Estudiantes de estas escuelas participaron en 1994 en el primer concurso de cortometrajes del Incaa, llamado Historias breves. De allí salieron nombres fundamentales del cambio que llegaría años después: Israel Adrián Caetano, Daniel Burman, Paula Hernández, Bruno Stagnaro y Lucrecia Martel. Es ilustrativa del cambio que significó este conjunto de cortos la tapa de la revista El Amante de junio de 1995: sobre fondo negro aparecen un fotograma de No te mueras sin decirme a dónde vas, la última película de Subiela, y un fotograma de uno de los cortos de Historias breves. Sobre la primera foto, la leyenda “Lo malo”, sobre la segunda, “Lo nuevo”.
En esos cortometrajes se comenzaba a esbozar un cine distinto del que se estaba rodando en Argentina, pero todavía faltaba la posibilidad de conseguir los fondos para seguir creciendo. A fines de 1999 y principios de 2000, con el nuevo gobierno, cambia la dirección del Incaa y asume José Miguel Onaindia. “Hubo modificaciones de resoluciones y de criterio. Cambiamos la resolución de reconocimiento de costo y el sistema de calificación, y aparecieron las precalificaciones. El primer año hubo concursos con comités diversos, formados por gente del teatro independiente, la crítica, artistas plásticos, músicos, no sólo la corporación del cine. Por medio de este cambio de visión y de acción, de cómo poner en movimiento la ley, se buscaba integrar al sistema como un todo los modos no convencionales de producción”, afirma Onaindia.
El guion de La ciénaga ya había ganado el premio de Sundance y conseguido un magro apoyo (el más bajo posible) del Incaa durante la administración de Maharbiz. Caetano y Stagnaro ya habían hecho Pizza, birra, faso en 1998, y Pablo Trapero, Mundo grúa en 1999, demostrando que lo que también empezaba a cambiar eran los modos de producción, influidos quizá por una de las pioneras en ese nuevo modelo: Moebius, de Gustavo Mosquera (1996). Con los cambios en relación a los subsidios, la internacionalización que estaban empezando a tener las primeras películas de este nuevo cine argentino, el aumento de rodajes –que en 2000 pasó a ser de 44– y las propuestas diversas en los modelos de producción y los contenidos, el proceso ya estaba en marcha.

• • • • •

(TAREA 1): Enumera todas las películas que el fragmento sobre el nuevo cine argentino menciona por su título.
(TAREA 2): Escribe la continuación del fragmento sobre el nuevo cine argentino a partir de su última oración.

• • • • •

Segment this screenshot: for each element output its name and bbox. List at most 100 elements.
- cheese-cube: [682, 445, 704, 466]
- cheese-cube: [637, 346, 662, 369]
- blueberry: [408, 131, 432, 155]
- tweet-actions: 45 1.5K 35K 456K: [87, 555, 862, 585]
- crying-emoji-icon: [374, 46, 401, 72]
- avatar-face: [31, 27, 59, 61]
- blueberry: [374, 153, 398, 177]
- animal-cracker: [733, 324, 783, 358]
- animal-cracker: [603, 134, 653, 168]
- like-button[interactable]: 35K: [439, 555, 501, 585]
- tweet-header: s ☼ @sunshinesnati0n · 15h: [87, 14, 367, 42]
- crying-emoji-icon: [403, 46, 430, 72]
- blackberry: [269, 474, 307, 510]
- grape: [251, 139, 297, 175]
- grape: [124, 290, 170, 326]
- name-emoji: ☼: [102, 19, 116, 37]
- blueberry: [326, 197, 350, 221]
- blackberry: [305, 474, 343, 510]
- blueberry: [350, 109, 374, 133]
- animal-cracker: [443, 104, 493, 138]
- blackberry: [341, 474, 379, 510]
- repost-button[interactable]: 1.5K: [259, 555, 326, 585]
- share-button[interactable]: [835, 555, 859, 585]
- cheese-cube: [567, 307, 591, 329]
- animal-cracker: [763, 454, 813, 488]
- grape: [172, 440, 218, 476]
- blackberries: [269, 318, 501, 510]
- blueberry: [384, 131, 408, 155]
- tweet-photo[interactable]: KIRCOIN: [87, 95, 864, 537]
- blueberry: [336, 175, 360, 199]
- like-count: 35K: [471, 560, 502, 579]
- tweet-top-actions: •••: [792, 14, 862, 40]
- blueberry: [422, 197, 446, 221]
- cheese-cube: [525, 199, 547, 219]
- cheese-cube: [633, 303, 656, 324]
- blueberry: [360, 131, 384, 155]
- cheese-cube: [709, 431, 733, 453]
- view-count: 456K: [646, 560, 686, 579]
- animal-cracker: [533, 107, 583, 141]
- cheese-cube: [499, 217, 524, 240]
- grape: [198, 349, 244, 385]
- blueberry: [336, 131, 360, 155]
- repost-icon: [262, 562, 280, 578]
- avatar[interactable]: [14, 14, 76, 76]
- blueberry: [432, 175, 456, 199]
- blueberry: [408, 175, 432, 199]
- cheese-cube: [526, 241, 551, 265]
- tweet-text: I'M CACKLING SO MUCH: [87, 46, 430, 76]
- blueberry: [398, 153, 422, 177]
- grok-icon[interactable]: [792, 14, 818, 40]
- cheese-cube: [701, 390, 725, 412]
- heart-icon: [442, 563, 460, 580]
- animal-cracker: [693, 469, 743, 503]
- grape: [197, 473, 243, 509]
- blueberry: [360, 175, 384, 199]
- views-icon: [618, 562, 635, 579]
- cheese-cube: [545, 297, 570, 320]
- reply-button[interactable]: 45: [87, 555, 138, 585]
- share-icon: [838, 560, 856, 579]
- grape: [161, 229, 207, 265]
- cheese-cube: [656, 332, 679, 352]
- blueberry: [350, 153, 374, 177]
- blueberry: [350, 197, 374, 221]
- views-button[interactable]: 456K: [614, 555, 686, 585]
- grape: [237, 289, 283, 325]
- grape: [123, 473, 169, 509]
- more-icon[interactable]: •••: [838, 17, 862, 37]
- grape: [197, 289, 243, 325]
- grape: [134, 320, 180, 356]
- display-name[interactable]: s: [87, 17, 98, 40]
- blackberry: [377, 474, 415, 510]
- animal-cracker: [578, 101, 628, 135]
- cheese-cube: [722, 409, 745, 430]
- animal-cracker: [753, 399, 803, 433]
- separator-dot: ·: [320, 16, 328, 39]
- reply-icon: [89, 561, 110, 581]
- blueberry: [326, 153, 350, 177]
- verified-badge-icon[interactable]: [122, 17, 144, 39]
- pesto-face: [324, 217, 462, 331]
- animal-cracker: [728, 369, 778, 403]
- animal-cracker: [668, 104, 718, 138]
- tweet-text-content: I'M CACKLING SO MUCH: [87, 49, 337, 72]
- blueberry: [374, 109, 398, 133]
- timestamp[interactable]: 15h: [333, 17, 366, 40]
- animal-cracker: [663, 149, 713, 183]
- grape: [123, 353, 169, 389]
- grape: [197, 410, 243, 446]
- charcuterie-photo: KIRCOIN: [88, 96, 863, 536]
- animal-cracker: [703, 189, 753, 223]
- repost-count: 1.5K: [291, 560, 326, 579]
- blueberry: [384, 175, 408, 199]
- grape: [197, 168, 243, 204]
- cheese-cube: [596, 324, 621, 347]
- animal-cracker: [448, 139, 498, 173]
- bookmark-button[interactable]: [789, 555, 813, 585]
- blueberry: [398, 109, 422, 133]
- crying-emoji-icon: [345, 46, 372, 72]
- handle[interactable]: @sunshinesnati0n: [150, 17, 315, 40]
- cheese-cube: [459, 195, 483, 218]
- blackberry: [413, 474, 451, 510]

• • • • •

(RESPUESTA FINAL 1):
No te mueras sin decirme a dónde vas
La ciénaga
Pizza, birra, faso
Mundo grúa
Moebius

(RESPUESTA FINAL 2):
“La ciénaga ya era La ciénaga antes de estrenarse”, cuenta Cozza. “El guion, que ya había sido premiado, circulaba en las clases de cine y nos partía la cabeza: ahí estaba lo nuevo, el guion transmitía climas, era impresionante todo lo que había metido Martel en esa película. La ciénaga es la película donde se dice todo sin decir nada”, define. La recepción positiva fue casi unánime, aunque en el Festival de Mar del Plata, donde se presentó, no fue premiada. Con La ciénaga, y ese mismo año La libertad, de Lisandro Alonso, sumadas a Mundo grúa y Pizza, birra, faso y a productores como Lita Stantic (productora de los cuatro films) se terminó de consolidar un cambio en la producción y en el lenguaje cinematográfico, que ya no fue sólo guion, sino también puesta en escena, montaje, deriva, imágenes evocativas, planos inquietantes y perspectivas periféricas o marginales. Esto trajo la necesidad de interactuar con el resto del mundo, aunque no haya sido un gran fenómeno popular en la taquilla ni una escuela para las generaciones siguientes. Quienes vinieron después casi no siguieron esta línea. Incluso, salvo por Alonso (que casi dejó de filmar luego de Jauja, en 2014), Caetano (que es un bicho raro difícil de atrapar) y Martel (que siguió haciendo lo que quiso como quiso), los propios directores del nuevo cine argentino abandonaron también sus búsquedas iniciales y se volcaron a la industria pura y dura.
Pero el camino estaba hecho y nada fue igual en el cine argentino a partir del cambio de siglo, con La ciénaga a la cabeza. Nada de esto nació de un repollo: fue fruto de un montón de cruces y de decisiones de esas que a veces no se toman porque se dice que no sirven para nada.